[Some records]
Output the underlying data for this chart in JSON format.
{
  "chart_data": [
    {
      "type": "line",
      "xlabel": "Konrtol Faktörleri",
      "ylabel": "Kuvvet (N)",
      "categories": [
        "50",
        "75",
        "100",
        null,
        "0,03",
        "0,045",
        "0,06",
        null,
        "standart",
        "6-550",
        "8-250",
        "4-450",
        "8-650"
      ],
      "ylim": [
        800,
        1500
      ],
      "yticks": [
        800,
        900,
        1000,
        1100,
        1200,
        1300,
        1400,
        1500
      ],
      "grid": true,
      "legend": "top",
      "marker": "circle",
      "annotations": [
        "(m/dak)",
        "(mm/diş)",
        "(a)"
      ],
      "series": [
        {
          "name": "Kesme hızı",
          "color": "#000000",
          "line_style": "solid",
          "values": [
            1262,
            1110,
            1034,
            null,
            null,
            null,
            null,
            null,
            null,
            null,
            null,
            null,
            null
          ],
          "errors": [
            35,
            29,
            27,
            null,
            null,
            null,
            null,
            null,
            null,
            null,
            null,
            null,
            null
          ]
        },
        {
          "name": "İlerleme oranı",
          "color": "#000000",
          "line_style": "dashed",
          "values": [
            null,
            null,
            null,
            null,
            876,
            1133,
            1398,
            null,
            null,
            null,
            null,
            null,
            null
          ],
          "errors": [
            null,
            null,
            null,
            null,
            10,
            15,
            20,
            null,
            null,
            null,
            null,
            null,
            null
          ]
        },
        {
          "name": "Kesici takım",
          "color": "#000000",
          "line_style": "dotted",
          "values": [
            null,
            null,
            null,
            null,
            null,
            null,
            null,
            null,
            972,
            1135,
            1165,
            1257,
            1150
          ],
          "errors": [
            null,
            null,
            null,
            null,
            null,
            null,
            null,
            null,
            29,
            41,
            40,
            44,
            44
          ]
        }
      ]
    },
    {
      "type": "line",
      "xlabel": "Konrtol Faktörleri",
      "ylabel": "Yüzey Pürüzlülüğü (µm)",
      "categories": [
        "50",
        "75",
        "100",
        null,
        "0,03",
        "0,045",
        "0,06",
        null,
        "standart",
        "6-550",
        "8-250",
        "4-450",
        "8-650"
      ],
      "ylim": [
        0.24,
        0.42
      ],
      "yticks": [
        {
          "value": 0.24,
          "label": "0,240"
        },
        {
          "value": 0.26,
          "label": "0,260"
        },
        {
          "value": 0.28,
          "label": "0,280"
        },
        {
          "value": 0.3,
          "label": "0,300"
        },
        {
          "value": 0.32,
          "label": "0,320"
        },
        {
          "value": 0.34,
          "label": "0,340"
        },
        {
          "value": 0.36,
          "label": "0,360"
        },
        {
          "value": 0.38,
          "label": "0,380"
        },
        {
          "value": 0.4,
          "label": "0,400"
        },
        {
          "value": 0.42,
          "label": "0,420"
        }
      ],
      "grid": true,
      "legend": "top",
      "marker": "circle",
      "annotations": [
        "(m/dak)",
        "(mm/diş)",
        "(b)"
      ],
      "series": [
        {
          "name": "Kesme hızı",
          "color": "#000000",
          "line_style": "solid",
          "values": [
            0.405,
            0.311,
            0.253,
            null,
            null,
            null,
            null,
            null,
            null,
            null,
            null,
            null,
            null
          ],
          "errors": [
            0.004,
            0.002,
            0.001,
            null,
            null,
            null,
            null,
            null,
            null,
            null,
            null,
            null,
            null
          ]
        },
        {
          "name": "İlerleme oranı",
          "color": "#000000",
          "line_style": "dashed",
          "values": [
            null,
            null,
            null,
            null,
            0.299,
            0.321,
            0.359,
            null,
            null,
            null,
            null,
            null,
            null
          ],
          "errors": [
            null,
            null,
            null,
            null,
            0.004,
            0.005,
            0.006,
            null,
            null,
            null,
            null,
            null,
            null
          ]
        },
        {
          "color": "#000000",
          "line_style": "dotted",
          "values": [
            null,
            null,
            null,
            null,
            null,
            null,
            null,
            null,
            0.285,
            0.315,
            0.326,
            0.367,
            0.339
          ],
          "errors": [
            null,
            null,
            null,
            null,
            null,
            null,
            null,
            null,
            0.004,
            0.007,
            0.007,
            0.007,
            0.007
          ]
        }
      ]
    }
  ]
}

What you have to do: Return what is listed above, exactly and completely.

Answer for the task:
Output the underlying data for this chart in JSON format.
{
  "chart_data": [
    {
      "type": "line",
      "xlabel": "Konrtol Faktörleri",
      "ylabel": "Kuvvet (N)",
      "categories": [
        "50",
        "75",
        "100",
        null,
        "0,03",
        "0,045",
        "0,06",
        null,
        "standart",
        "6-550",
        "8-250",
        "4-450",
        "8-650"
      ],
      "ylim": [
        800,
        1500
      ],
      "yticks": [
        800,
        900,
        1000,
        1100,
        1200,
        1300,
        1400,
        1500
      ],
      "grid": true,
      "legend": "top",
      "marker": "circle",
      "annotations": [
        "(m/dak)",
        "(mm/diş)",
        "(a)"
      ],
      "series": [
        {
          "name": "Kesme hızı",
          "color": "#000000",
          "line_style": "solid",
          "values": [
            1262,
            1110,
            1034,
            null,
            null,
            null,
            null,
            null,
            null,
            null,
            null,
            null,
            null
          ],
          "errors": [
            35,
            29,
            27,
            null,
            null,
            null,
            null,
            null,
            null,
            null,
            null,
            null,
            null
          ]
        },
        {
          "name": "İlerleme oranı",
          "color": "#000000",
          "line_style": "dashed",
          "values": [
            null,
            null,
            null,
            null,
            876,
            1133,
            1398,
            null,
            null,
            null,
            null,
            null,
            null
          ],
          "errors": [
            null,
            null,
            null,
            null,
            10,
            15,
            20,
            null,
            null,
            null,
            null,
            null,
            null
          ]
        },
        {
          "name": "Kesici takım",
          "color": "#000000",
          "line_style": "dotted",
          "values": [
            null,
            null,
            null,
            null,
            null,
            null,
            null,
            null,
            972,
            1135,
            1165,
            1257,
            1150
          ],
          "errors": [
            null,
            null,
            null,
            null,
            null,
            null,
            null,
            null,
            29,
            41,
            40,
            44,
            44
          ]
        }
      ]
    },
    {
      "type": "line",
      "xlabel": "Konrtol Faktörleri",
      "ylabel": "Yüzey Pürüzlülüğü (µm)",
      "categories": [
        "50",
        "75",
        "100",
        null,
        "0,03",
        "0,045",
        "0,06",
        null,
        "standart",
        "6-550",
        "8-250",
        "4-450",
        "8-650"
      ],
      "ylim": [
        0.24,
        0.42
      ],
      "yticks": [
        {
          "value": 0.24,
          "label": "0,240"
        },
        {
          "value": 0.26,
          "label": "0,260"
        },
        {
          "value": 0.28,
          "label": "0,280"
        },
        {
          "value": 0.3,
          "label": "0,300"
        },
        {
          "value": 0.32,
          "label": "0,320"
        },
        {
          "value": 0.34,
          "label": "0,340"
        },
        {
          "value": 0.36,
          "label": "0,360"
        },
        {
          "value": 0.38,
          "label": "0,380"
        },
        {
          "value": 0.4,
          "label": "0,400"
        },
        {
          "value": 0.42,
          "label": "0,420"
        }
      ],
      "grid": true,
      "legend": "top",
      "marker": "circle",
      "annotations": [
        "(m/dak)",
        "(mm/diş)",
        "(b)"
      ],
      "series": [
        {
          "name": "Kesme hızı",
          "color": "#000000",
          "line_style": "solid",
          "values": [
            0.405,
            0.311,
            0.253,
            null,
            null,
            null,
            null,
            null,
            null,
            null,
            null,
            null,
            null
          ],
          "errors": [
            0.004,
            0.002,
            0.001,
            null,
            null,
            null,
            null,
            null,
            null,
            null,
            null,
            null,
            null
          ]
        },
        {
          "name": "İlerleme oranı",
          "color": "#000000",
          "line_style": "dashed",
          "values": [
            null,
            null,
            null,
            null,
            0.299,
            0.321,
            0.359,
            null,
            null,
            null,
            null,
            null,
            null
          ],
          "errors": [
            null,
            null,
            null,
            null,
            0.004,
            0.005,
            0.006,
            null,
            null,
            null,
            null,
            null,
            null
          ]
        },
        {
          "color": "#000000",
          "line_style": "dotted",
          "values": [
            null,
            null,
            null,
            null,
            null,
            null,
            null,
            null,
            0.285,
            0.315,
            0.326,
            0.367,
            0.339
          ],
          "errors": [
            null,
            null,
            null,
            null,
            null,
            null,
            null,
            null,
            0.004,
            0.007,
            0.007,
            0.007,
            0.007
          ]
        }
      ]
    }
  ]
}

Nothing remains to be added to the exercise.